● **Objective**: Below is a listing. Gather each line of it that contains "JSON".

● **Source data**:
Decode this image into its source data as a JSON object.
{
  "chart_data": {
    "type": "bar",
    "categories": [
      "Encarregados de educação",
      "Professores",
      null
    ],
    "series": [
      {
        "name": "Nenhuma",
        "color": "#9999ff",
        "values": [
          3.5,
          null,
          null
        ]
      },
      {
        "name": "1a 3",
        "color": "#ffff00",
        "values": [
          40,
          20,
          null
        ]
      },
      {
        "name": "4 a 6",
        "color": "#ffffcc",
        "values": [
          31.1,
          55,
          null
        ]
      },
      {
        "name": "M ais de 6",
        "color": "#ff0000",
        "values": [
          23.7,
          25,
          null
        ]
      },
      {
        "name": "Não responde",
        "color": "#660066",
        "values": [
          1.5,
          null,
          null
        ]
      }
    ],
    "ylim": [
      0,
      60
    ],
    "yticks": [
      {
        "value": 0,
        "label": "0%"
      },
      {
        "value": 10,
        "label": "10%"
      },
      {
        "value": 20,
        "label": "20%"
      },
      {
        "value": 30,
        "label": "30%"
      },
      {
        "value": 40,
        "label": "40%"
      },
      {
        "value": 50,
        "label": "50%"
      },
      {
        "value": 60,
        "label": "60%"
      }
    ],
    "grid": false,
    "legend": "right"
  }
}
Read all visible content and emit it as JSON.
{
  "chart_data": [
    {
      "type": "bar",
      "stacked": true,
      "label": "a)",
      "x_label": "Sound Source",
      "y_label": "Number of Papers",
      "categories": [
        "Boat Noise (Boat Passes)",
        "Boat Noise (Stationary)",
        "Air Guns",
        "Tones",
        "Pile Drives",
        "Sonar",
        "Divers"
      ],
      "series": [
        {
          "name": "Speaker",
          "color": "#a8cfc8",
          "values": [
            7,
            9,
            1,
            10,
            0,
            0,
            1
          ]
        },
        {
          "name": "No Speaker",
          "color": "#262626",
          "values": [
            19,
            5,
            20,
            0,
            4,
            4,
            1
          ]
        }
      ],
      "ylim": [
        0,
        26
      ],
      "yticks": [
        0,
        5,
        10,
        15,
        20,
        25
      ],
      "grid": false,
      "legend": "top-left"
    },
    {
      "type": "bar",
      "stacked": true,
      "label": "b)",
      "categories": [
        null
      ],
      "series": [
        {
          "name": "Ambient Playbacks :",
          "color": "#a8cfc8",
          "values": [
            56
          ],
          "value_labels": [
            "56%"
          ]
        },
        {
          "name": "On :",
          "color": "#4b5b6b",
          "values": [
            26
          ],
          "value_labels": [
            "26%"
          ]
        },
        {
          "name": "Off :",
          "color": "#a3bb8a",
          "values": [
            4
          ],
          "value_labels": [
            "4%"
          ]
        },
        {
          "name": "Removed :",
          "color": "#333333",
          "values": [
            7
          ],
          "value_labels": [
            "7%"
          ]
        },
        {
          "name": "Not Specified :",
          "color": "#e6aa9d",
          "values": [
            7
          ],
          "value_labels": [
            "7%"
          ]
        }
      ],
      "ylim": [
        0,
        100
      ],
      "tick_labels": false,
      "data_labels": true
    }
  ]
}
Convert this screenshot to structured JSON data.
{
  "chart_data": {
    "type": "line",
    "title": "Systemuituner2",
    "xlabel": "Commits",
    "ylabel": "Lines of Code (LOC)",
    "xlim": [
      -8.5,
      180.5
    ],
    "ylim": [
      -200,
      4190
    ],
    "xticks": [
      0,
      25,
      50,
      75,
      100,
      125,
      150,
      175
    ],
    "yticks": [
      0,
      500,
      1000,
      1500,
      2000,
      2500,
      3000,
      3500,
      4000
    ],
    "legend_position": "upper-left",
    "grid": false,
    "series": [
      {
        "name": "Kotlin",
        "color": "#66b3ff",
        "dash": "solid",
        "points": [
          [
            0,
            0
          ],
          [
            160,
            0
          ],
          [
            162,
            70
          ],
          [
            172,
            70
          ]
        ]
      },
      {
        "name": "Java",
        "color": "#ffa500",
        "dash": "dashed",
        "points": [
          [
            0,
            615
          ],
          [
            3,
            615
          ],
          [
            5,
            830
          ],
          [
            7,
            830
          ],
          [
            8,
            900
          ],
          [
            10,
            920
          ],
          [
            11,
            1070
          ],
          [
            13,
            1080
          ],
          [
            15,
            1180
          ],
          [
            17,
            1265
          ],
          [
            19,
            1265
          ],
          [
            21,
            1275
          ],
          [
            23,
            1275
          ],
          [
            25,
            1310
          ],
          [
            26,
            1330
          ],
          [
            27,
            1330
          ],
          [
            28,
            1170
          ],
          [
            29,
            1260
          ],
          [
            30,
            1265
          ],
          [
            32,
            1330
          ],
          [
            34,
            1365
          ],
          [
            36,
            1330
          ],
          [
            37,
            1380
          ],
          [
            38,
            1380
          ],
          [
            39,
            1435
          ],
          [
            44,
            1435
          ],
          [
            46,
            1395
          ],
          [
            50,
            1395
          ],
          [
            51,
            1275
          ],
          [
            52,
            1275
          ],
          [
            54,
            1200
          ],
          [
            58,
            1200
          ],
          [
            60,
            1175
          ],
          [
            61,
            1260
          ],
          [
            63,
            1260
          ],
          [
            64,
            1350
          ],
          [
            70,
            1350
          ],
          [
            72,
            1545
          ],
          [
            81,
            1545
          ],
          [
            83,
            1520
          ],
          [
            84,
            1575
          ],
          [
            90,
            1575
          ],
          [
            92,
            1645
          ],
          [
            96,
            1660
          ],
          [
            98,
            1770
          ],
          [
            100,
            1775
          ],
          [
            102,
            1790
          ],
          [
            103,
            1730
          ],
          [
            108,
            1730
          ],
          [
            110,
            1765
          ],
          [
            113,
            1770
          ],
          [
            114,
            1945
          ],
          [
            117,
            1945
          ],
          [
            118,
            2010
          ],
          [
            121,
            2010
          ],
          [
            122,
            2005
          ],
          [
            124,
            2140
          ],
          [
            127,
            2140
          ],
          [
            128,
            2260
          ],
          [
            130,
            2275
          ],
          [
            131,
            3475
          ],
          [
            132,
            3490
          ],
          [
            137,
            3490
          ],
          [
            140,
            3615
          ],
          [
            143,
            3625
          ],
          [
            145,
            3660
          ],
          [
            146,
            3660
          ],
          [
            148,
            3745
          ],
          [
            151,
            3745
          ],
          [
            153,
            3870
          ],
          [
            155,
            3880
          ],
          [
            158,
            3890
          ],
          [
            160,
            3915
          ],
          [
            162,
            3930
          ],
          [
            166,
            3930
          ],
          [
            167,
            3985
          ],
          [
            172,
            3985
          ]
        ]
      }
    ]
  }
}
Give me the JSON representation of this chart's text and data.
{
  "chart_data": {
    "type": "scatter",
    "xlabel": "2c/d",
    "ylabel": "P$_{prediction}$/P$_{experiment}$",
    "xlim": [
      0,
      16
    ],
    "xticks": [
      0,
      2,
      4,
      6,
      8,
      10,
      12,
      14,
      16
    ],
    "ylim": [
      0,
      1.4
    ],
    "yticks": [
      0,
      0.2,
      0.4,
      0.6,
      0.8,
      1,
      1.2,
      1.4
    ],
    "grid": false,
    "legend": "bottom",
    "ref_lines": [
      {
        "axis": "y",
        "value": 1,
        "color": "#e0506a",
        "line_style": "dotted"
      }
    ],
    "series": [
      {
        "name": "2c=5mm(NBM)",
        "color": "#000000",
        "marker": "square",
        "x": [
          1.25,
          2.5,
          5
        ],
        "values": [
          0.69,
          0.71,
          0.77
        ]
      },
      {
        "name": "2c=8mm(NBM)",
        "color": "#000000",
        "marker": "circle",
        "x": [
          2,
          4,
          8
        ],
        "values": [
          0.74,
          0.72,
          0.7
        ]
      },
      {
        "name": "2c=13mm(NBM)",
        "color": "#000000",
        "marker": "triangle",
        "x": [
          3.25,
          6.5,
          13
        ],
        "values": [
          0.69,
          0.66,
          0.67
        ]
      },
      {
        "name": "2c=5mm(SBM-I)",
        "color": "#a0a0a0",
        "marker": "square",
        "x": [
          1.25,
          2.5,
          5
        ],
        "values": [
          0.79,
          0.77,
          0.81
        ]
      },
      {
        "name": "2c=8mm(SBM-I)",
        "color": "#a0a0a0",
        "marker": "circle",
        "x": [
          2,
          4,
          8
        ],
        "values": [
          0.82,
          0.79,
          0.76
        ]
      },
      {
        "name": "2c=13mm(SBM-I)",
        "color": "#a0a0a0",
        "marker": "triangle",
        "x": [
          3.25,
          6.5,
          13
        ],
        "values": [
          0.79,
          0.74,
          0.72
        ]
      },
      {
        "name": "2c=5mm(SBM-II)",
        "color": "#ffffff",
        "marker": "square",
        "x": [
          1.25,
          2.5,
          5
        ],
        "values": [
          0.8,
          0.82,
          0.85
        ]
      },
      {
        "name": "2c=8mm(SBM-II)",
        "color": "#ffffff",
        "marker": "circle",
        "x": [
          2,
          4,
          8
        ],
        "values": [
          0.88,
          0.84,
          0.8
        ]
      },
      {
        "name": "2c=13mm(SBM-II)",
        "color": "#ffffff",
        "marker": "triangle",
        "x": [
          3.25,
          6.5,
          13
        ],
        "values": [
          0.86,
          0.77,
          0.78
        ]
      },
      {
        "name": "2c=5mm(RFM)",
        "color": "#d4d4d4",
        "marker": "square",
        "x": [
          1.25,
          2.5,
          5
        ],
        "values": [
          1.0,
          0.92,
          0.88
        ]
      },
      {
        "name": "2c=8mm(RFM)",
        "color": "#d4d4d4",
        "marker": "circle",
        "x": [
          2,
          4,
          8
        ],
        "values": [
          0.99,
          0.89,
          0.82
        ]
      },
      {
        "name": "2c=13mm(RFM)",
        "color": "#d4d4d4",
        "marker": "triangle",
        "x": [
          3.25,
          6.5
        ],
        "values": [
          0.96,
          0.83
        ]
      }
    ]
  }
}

● **Solution below**:
Decode this image into its source data as a JSON object.
Read all visible content and emit it as JSON.
Convert this screenshot to structured JSON data.
Give me the JSON representation of this chart's text and data.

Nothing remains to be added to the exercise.